• _Instructions to follow_:
Using the data below, copy each line that includes the word "A教員は".
● ● ● ● ● ● ●
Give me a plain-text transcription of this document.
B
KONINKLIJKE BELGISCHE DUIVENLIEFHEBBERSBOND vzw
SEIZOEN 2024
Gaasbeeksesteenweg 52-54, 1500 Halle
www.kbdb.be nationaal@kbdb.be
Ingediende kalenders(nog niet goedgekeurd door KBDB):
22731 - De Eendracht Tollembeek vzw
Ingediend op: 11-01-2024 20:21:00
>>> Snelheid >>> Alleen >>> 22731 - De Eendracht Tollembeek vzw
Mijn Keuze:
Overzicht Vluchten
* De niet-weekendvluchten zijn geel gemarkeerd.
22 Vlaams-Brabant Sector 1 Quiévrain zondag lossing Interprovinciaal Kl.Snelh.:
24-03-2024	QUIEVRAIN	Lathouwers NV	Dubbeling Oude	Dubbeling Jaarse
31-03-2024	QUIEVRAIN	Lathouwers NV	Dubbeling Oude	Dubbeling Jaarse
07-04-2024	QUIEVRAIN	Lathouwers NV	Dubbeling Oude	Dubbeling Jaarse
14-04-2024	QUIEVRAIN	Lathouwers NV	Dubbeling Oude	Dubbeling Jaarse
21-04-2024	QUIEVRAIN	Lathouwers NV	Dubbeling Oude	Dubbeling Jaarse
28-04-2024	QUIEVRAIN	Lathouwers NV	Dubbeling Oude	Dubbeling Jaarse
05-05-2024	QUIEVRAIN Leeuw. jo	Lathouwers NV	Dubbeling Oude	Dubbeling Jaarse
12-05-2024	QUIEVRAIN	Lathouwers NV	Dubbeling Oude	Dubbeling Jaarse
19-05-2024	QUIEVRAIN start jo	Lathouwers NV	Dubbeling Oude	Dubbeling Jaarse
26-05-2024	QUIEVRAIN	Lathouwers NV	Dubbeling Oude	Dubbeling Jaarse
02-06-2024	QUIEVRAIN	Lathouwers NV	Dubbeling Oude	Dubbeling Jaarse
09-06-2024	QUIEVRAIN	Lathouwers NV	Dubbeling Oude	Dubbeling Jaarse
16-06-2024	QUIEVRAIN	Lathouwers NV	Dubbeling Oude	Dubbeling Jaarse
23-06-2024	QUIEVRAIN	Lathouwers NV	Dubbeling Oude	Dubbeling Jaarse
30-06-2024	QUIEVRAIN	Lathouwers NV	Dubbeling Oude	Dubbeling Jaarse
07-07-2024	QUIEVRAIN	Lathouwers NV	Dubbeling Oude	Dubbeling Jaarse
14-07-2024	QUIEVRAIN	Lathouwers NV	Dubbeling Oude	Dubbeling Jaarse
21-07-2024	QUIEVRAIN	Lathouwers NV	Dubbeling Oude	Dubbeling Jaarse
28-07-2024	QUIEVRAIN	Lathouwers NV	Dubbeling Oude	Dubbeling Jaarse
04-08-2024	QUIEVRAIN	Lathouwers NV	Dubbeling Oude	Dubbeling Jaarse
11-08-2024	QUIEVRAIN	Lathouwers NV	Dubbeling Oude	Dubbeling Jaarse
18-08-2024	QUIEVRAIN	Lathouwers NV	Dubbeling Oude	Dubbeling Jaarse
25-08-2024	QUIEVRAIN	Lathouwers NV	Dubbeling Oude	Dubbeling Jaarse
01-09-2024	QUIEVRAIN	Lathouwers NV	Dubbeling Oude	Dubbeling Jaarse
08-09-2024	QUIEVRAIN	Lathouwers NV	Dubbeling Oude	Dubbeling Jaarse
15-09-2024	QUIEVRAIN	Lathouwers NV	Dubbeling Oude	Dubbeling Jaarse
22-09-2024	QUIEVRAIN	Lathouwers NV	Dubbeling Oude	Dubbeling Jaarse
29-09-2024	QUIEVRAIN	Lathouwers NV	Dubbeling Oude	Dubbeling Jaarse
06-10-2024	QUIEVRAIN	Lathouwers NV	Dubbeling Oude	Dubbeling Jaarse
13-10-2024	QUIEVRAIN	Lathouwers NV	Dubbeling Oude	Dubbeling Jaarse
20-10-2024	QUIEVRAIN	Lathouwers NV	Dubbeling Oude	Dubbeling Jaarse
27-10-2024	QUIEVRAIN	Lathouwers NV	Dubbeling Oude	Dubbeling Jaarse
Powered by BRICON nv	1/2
● ● ● ● ● ● ●
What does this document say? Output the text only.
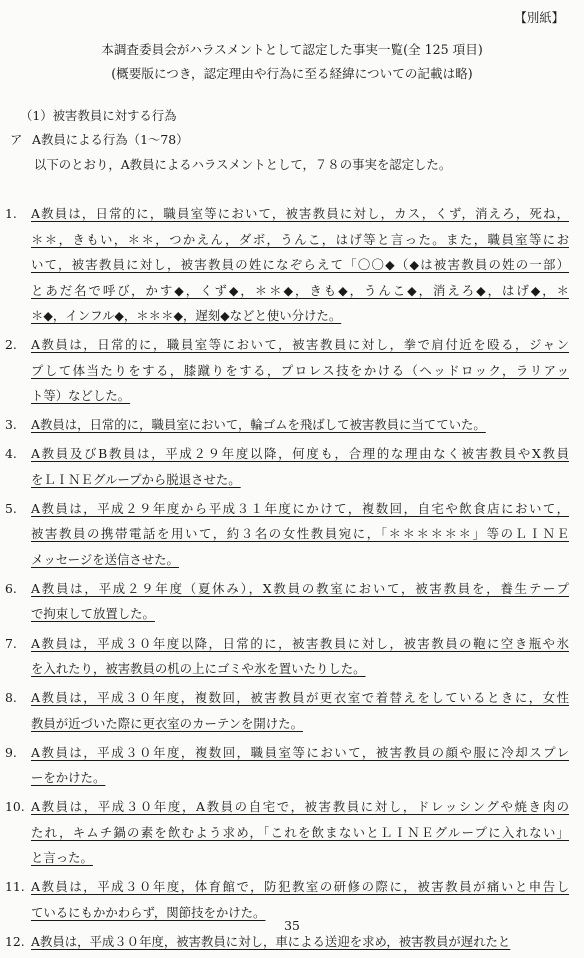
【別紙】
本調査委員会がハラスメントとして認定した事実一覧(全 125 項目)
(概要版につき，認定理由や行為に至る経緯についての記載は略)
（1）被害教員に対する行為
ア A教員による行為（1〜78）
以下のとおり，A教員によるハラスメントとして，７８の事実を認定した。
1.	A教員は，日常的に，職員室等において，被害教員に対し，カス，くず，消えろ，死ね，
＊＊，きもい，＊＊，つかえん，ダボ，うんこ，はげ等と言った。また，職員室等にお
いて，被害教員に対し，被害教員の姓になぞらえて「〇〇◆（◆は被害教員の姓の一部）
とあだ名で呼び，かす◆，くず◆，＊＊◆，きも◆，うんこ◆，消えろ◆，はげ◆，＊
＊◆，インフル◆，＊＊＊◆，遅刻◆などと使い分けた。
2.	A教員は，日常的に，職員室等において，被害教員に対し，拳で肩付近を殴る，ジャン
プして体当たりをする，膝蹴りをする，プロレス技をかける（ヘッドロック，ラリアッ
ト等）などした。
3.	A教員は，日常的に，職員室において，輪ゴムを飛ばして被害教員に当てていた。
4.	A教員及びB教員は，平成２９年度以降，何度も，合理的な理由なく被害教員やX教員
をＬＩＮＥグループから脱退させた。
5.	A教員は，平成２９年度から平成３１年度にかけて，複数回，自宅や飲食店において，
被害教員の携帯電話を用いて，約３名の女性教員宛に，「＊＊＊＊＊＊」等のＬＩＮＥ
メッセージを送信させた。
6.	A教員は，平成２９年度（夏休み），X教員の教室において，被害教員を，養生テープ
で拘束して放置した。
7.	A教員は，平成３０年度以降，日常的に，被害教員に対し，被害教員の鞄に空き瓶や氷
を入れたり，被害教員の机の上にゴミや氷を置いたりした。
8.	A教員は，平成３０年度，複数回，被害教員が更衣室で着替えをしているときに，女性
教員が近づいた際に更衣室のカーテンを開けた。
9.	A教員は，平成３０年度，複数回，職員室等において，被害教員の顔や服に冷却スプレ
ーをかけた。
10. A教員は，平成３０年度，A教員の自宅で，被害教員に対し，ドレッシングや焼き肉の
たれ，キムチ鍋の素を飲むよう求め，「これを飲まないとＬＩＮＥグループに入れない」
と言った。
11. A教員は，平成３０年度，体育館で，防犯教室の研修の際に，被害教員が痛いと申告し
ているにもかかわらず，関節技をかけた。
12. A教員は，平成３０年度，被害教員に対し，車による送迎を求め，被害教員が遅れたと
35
● ● ● ● ● ● ●
• _Written reply_:
1.	A教員は，日常的に，職員室等において，被害教員に対し，カス，くず，消えろ，死ね，
2.	A教員は，日常的に，職員室等において，被害教員に対し，拳で肩付近を殴る，ジャン
3.	A教員は，日常的に，職員室において，輪ゴムを飛ばして被害教員に当てていた。
5.	A教員は，平成２９年度から平成３１年度にかけて，複数回，自宅や飲食店において，
6.	A教員は，平成２９年度（夏休み），X教員の教室において，被害教員を，養生テープ
7.	A教員は，平成３０年度以降，日常的に，被害教員に対し，被害教員の鞄に空き瓶や氷
8.	A教員は，平成３０年度，複数回，被害教員が更衣室で着替えをしているときに，女性
9.	A教員は，平成３０年度，複数回，職員室等において，被害教員の顔や服に冷却スプレ
10. A教員は，平成３０年度，A教員の自宅で，被害教員に対し，ドレッシングや焼き肉の
11. A教員は，平成３０年度，体育館で，防犯教室の研修の際に，被害教員が痛いと申告し
12. A教員は，平成３０年度，被害教員に対し，車による送迎を求め，被害教員が遅れたと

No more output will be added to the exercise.